= Text passage =
#####

Jesus, using the verb for shepherding (poimaino), told Peter 'to feed, to tend to the flock, keep the sheep' (John 21:16). Also, Paul told the elders (Ephesians) expressely that the Holy Spirit had made them overseers (Episkopos) of a flock. Paul strongly encouraged the elders to shepherd by feeding the ekklesia / church (Acts 20:28). interestingly (regarding leadership) Peter told the elders to shepherd the flock, through oversight - not by control (anagkastos: by force or constrain). (1 Pet. 5:2).

So how should pastors ‘shepherd' their flocks? 

The verb can mean to rule with great power, as only Christ will upon his return (Rev. 2:27; 12:5; 19:15). The dialogue being that Christ 'will separate the people one from another as a shepherd separates the sheep from the goats' (Matt. 25:32). Sending some to distruction and others to eternal life.

Conversely, Jesus Christ will also be a shepherd of great gentleness: "The Lamb at the centre of the throne will be their shepherd; he will lead them to springs of living water. And God will wipe away every tear from their eyes."

#####

= Data entries =
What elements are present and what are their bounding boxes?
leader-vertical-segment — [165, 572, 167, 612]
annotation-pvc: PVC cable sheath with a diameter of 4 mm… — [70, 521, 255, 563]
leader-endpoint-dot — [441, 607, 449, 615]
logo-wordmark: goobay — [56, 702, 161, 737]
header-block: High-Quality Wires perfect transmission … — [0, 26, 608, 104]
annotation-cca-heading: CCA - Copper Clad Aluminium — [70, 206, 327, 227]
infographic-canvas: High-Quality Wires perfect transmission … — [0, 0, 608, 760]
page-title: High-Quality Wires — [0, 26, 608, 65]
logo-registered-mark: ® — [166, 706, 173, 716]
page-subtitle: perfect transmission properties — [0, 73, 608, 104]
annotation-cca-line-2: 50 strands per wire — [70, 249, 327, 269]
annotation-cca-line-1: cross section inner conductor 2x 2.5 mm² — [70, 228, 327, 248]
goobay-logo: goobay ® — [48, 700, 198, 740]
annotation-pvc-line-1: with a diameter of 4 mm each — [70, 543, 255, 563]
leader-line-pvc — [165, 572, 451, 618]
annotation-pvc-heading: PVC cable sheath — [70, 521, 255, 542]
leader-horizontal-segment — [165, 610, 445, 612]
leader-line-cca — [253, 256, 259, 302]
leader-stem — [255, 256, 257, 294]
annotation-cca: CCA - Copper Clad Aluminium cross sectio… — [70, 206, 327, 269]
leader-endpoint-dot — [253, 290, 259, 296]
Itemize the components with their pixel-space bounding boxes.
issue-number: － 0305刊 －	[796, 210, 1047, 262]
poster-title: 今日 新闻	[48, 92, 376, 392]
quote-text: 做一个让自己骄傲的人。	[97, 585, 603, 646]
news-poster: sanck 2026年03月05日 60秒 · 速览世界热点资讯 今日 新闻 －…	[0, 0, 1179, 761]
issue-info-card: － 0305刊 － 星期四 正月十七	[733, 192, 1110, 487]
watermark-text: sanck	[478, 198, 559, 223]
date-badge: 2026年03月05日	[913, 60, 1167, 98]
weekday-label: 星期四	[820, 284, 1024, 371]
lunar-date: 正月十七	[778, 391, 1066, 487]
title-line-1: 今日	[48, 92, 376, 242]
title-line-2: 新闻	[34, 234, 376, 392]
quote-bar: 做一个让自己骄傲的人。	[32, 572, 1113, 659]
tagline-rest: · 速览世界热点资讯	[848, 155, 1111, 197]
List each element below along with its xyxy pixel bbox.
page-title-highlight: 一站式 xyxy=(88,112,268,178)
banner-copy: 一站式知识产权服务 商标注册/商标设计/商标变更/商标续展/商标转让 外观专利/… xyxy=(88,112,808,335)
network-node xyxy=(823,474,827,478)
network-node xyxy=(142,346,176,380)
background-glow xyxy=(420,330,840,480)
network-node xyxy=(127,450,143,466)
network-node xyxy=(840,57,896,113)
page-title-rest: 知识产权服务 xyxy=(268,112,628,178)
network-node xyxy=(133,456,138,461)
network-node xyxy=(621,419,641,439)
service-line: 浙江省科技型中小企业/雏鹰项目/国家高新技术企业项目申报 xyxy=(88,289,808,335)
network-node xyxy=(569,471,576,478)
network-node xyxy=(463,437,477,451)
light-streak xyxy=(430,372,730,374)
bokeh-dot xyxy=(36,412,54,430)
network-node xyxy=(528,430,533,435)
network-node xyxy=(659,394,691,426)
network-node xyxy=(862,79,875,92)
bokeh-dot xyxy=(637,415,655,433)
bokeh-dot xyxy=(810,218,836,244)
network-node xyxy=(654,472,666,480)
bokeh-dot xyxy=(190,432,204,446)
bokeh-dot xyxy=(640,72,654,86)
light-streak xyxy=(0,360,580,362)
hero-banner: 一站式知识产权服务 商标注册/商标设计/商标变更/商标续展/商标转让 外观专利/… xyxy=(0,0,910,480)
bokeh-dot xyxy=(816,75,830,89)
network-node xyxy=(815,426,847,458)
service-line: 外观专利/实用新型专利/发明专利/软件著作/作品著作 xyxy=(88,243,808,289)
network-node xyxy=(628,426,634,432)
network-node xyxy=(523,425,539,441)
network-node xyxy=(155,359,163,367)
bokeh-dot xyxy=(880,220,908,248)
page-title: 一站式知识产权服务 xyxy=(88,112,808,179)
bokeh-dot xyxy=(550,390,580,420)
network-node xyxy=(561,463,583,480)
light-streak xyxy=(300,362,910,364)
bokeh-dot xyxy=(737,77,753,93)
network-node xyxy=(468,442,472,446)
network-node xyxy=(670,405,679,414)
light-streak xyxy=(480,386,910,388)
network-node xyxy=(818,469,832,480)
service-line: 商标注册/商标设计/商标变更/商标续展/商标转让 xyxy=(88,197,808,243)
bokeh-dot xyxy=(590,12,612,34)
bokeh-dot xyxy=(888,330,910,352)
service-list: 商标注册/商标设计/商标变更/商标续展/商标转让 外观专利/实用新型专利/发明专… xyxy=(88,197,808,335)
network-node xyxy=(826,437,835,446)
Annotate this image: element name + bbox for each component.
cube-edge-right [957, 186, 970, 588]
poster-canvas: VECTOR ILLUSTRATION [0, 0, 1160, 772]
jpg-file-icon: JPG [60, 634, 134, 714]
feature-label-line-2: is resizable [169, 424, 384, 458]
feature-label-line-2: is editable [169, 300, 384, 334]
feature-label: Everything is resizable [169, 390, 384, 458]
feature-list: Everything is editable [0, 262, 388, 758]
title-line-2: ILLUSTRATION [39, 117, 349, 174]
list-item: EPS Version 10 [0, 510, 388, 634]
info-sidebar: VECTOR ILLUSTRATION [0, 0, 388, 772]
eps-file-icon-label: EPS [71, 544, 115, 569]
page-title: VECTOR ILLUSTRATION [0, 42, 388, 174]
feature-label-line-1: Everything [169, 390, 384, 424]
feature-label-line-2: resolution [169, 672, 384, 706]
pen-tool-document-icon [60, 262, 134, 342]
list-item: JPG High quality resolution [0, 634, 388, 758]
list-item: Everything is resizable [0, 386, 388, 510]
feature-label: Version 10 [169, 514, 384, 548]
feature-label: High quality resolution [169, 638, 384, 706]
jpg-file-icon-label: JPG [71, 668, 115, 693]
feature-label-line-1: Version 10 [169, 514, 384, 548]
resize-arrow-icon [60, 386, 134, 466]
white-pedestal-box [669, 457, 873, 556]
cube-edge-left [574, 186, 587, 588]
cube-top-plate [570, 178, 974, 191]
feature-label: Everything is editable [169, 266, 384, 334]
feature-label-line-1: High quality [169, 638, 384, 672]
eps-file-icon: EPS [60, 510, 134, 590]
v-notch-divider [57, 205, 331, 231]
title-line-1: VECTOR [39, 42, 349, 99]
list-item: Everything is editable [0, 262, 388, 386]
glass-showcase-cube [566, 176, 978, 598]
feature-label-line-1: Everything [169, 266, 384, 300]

#####

= Exercise directions =
Please answer these questions from the passage on shepherding, one a line:
1. Which Greek verb for shepherding does Jesus use when speaking to Peter?
2. What had the Holy Spirit made the elders of Ephesus?
3. Where will the Lamb lead them?

= Task output =
1. Poimaino.
2. Overseers (Episkopos) of a flock.
3. To springs of living water.